What to produce
Check every line of the entries below for the word "小儿复方氨基酸", and copy the ones that have it.

Figure data in JSON:
^^^^^^^^

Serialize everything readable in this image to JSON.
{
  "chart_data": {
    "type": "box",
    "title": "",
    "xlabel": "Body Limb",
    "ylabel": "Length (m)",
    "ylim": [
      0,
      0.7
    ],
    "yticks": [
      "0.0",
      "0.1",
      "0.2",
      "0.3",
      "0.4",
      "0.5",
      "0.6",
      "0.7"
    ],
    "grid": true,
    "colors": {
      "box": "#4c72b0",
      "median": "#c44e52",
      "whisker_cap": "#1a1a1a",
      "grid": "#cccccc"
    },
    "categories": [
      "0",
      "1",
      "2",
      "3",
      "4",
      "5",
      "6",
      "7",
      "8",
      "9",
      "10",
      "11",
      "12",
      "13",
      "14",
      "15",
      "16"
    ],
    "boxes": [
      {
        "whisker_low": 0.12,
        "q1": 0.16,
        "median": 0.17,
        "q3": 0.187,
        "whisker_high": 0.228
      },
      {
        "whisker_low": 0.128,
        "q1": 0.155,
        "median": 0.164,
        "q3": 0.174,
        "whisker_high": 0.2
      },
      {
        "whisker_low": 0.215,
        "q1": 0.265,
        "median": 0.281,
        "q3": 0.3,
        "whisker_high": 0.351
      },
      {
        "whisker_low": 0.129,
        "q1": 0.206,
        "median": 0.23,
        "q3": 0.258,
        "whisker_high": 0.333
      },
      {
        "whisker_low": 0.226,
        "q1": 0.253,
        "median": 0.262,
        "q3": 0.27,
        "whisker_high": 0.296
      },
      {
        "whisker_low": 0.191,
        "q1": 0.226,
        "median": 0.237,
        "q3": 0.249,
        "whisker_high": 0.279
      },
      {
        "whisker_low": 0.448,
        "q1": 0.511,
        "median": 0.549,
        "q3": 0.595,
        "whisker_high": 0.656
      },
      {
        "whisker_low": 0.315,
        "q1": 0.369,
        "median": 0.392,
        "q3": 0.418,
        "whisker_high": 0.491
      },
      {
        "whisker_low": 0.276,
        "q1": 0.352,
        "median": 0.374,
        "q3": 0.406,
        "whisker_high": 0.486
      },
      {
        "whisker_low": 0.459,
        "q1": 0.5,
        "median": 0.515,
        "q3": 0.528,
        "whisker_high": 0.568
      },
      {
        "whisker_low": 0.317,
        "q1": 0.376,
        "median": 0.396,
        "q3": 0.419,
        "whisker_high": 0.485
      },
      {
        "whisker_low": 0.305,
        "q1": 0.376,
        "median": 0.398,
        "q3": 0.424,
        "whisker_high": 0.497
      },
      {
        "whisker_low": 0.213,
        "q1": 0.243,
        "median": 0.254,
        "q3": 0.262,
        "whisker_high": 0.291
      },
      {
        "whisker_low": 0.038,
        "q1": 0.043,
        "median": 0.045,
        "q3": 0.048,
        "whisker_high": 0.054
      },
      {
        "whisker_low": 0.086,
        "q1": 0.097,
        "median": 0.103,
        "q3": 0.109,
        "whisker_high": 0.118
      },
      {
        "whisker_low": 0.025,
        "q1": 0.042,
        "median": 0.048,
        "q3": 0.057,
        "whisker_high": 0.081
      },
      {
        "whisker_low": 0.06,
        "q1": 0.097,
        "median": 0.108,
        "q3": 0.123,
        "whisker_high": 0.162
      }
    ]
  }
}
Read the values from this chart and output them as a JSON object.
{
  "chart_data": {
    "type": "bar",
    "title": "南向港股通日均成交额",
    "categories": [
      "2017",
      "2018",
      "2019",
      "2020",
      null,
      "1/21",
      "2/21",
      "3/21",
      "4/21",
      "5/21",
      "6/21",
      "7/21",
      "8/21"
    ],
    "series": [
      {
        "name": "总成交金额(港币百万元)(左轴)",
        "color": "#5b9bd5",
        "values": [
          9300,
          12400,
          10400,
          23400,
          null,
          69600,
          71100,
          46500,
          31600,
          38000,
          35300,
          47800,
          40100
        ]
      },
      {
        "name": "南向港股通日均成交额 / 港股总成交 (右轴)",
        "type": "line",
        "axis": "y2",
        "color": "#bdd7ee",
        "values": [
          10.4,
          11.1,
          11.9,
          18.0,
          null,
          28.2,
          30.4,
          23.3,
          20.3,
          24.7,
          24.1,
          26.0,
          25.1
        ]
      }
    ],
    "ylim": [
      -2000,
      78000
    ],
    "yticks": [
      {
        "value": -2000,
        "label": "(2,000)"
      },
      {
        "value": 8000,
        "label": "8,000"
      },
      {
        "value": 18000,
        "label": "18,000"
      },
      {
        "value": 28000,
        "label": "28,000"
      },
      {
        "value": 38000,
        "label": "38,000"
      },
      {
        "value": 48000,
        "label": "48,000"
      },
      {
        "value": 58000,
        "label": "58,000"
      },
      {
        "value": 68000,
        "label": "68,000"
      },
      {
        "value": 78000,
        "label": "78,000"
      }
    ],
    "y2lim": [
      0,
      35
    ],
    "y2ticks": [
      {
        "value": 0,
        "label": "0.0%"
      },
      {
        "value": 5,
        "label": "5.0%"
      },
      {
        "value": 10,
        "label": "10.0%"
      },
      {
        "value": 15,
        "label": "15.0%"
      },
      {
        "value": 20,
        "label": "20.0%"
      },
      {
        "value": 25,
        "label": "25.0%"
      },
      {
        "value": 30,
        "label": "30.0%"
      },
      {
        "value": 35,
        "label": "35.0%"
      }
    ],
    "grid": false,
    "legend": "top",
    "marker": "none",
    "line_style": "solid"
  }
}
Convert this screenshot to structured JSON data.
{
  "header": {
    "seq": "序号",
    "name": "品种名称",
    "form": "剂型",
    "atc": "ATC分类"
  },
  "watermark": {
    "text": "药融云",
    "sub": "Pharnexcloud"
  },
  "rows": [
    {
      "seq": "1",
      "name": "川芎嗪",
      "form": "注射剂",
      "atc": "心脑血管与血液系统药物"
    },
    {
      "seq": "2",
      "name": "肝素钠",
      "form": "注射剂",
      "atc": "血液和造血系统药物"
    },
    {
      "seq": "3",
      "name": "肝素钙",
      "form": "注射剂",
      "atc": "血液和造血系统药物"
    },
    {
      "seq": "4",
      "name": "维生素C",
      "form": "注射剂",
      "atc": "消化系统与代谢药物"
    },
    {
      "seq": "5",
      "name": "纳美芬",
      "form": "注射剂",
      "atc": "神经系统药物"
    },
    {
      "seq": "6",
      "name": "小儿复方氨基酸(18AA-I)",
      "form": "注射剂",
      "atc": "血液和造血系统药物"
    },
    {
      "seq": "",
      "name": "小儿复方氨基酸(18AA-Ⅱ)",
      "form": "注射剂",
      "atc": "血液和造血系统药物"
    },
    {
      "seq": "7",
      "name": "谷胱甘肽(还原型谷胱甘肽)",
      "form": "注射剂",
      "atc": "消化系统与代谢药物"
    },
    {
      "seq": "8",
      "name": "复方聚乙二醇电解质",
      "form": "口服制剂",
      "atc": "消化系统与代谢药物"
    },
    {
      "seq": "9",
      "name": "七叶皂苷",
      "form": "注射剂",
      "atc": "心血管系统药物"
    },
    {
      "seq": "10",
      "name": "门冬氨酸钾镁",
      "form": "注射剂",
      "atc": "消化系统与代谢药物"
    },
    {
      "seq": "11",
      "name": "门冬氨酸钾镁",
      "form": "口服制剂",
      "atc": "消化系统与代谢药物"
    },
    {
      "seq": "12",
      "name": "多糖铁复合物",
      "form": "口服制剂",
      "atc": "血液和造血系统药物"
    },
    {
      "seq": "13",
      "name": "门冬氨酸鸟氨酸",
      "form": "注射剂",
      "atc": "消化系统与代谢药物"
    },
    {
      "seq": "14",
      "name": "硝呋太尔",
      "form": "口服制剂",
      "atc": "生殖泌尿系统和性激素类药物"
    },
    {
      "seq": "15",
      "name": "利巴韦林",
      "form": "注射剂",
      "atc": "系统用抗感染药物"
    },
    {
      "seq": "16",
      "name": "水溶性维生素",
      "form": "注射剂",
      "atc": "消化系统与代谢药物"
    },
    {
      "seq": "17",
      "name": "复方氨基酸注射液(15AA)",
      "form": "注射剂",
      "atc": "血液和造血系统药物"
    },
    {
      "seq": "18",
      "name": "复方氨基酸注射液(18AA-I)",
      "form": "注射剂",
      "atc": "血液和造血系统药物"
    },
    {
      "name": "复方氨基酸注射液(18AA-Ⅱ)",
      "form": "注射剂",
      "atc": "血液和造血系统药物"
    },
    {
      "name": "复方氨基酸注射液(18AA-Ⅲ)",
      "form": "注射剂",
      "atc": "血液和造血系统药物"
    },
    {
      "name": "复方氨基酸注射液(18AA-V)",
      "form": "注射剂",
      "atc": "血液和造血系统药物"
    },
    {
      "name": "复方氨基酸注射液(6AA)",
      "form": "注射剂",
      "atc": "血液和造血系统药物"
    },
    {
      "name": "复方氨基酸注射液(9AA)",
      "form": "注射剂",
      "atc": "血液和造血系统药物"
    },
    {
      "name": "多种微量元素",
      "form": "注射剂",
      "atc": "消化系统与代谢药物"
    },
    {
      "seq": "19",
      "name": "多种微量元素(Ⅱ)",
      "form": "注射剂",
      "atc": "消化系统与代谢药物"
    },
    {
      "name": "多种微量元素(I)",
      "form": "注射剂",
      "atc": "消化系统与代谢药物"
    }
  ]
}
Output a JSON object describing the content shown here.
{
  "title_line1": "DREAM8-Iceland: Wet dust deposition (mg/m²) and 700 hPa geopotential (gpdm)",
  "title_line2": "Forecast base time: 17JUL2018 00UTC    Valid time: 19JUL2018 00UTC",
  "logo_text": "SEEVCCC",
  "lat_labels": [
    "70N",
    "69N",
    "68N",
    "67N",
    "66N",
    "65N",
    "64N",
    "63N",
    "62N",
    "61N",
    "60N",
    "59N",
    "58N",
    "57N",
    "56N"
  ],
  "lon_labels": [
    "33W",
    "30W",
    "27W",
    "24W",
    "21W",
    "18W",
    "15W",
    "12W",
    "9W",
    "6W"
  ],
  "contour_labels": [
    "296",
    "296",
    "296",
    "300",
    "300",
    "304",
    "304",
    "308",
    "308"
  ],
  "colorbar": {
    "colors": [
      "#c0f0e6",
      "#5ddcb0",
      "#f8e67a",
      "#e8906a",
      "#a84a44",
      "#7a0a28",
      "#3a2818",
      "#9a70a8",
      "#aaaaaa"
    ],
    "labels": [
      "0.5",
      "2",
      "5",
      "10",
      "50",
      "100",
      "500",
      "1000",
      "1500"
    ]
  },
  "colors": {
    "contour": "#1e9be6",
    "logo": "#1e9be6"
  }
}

^^^^^^^^

Written answer
      "name": "小儿复方氨基酸(18AA-I)",
      "name": "小儿复方氨基酸(18AA-Ⅱ)",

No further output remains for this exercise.